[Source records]
┌──

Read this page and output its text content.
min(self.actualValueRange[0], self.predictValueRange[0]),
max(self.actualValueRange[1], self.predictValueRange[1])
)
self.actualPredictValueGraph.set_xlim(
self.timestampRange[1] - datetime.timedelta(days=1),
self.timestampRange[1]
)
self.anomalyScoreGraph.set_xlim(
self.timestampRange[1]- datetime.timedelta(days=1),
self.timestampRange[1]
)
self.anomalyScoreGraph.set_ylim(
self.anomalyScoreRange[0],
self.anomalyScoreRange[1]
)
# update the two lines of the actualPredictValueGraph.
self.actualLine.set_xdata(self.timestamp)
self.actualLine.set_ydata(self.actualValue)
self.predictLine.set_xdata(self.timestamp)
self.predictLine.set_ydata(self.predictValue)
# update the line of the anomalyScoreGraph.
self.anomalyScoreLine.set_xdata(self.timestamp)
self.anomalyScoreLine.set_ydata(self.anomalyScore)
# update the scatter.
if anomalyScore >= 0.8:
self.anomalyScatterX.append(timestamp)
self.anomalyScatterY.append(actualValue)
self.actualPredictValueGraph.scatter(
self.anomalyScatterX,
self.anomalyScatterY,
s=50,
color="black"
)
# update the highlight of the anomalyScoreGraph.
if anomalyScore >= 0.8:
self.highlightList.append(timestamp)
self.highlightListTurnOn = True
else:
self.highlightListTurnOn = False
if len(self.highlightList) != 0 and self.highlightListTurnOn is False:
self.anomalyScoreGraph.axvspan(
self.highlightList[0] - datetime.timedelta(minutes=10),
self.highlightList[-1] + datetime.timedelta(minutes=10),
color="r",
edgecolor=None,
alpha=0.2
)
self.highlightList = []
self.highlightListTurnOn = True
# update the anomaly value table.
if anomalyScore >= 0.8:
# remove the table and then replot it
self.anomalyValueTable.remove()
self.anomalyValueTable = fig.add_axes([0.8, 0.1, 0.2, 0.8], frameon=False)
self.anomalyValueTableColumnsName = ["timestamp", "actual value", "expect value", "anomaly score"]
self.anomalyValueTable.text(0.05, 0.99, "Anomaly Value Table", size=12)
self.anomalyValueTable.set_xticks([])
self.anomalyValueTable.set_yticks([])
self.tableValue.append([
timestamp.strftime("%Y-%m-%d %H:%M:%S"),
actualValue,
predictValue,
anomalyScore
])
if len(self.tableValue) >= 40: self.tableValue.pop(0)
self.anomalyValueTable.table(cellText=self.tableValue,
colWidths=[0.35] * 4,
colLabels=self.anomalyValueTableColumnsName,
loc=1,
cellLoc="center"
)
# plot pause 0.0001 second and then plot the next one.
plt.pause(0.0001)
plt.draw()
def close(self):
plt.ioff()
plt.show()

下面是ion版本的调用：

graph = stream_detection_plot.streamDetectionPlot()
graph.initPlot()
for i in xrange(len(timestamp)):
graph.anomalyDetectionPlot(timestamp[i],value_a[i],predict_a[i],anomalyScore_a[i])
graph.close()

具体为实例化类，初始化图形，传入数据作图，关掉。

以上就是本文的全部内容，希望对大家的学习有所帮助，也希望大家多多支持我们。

└──

OBJECTIVE.
Note each line of the entries that has "timestampRange" in it, and copy those lines.

PROBLEM SOLUTION.
self.timestampRange[1] - datetime.timedelta(days=1),
self.timestampRange[1]
self.timestampRange[1]- datetime.timedelta(days=1),
self.timestampRange[1]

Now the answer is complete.